--- What you need to do ---
From the listing below, pull each line that includes "apparecchio".

--- Source material ---
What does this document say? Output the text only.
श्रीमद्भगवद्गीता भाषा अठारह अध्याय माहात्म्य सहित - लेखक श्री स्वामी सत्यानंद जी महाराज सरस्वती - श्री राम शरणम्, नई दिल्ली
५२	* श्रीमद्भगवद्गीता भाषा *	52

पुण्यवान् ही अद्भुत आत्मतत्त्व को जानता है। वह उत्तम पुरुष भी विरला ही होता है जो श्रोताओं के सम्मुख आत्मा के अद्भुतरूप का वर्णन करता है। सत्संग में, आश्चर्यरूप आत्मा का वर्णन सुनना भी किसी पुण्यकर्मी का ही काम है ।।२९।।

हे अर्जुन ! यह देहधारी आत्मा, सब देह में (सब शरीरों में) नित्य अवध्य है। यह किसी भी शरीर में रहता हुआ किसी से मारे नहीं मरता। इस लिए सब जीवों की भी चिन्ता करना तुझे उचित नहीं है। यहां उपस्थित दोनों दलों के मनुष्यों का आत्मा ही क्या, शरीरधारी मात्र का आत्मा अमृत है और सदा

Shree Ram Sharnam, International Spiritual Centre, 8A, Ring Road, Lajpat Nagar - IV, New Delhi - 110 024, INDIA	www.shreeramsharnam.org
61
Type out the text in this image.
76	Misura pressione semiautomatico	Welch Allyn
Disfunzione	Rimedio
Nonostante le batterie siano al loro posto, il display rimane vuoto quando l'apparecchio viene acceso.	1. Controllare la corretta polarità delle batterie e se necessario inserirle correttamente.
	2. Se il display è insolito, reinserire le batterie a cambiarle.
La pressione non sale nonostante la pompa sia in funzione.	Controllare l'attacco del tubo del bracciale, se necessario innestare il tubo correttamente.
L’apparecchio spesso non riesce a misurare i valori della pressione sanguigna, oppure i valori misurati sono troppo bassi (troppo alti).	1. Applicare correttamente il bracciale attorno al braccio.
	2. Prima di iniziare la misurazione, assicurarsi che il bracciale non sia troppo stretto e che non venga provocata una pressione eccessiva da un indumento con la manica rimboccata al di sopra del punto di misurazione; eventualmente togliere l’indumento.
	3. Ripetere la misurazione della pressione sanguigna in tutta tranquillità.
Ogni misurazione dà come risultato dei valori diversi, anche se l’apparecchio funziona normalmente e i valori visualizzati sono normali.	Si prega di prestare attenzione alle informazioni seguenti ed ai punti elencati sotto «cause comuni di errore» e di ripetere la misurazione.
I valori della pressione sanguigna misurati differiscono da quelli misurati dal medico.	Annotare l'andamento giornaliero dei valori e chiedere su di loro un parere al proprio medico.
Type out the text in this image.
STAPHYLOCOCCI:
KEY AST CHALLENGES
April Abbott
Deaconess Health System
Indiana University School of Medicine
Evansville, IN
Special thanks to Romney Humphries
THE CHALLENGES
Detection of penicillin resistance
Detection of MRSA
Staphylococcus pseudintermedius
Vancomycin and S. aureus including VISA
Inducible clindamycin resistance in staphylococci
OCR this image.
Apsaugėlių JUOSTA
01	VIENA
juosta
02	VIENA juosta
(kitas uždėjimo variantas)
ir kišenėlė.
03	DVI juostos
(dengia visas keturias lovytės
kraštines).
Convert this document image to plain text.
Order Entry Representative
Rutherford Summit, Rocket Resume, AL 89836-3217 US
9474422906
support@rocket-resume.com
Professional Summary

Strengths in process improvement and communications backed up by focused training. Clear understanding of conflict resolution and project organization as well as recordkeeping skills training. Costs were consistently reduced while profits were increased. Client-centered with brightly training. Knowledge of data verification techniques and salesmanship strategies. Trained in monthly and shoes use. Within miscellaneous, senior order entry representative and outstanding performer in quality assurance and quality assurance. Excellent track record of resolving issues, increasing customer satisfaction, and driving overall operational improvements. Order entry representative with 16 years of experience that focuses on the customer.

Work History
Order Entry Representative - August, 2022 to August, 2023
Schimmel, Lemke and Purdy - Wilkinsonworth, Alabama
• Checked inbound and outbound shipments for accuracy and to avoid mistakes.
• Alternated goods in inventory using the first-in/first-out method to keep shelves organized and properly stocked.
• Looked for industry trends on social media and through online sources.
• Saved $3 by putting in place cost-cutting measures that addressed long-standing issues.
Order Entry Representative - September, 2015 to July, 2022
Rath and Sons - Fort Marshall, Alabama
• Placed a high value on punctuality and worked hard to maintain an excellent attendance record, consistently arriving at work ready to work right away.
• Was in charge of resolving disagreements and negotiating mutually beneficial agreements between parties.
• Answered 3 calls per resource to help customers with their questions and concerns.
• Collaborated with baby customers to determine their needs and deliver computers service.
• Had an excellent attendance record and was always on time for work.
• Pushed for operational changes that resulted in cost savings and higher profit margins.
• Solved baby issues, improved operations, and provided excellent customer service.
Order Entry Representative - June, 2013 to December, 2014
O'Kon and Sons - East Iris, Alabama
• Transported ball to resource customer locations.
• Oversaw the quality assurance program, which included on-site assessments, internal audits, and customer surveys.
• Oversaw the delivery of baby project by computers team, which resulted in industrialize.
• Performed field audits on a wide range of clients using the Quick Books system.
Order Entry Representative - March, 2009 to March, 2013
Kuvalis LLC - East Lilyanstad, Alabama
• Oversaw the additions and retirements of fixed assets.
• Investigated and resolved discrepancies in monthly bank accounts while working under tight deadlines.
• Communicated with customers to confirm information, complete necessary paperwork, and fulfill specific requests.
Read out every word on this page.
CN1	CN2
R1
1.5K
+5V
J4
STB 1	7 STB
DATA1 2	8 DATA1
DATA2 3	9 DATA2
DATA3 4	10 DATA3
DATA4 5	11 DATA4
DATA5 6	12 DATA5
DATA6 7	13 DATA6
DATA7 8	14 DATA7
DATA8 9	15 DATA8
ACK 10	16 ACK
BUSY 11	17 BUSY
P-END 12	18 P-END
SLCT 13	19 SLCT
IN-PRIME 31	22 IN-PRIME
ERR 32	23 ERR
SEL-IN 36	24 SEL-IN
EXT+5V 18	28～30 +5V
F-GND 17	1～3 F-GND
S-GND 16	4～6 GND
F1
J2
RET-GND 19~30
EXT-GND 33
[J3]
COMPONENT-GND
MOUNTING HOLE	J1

--- Reply ---
Nonostante le batterie siano al loro posto, il display rimane vuoto quando l'apparecchio viene acceso.	1. Controllare la corretta polarità delle batterie e se necessario inserirle correttamente.
L’apparecchio spesso non riesce a misurare i valori della pressione sanguigna, oppure i valori misurati sono troppo bassi (troppo alti).	1. Applicare correttamente il bracciale attorno al braccio.
Ogni misurazione dà come risultato dei valori diversi, anche se l’apparecchio funziona normalmente e i valori visualizzati sono normali.	Si prega di prestare attenzione alle informazioni seguenti ed ai punti elencati sotto «cause comuni di errore» e di ripetere la misurazione.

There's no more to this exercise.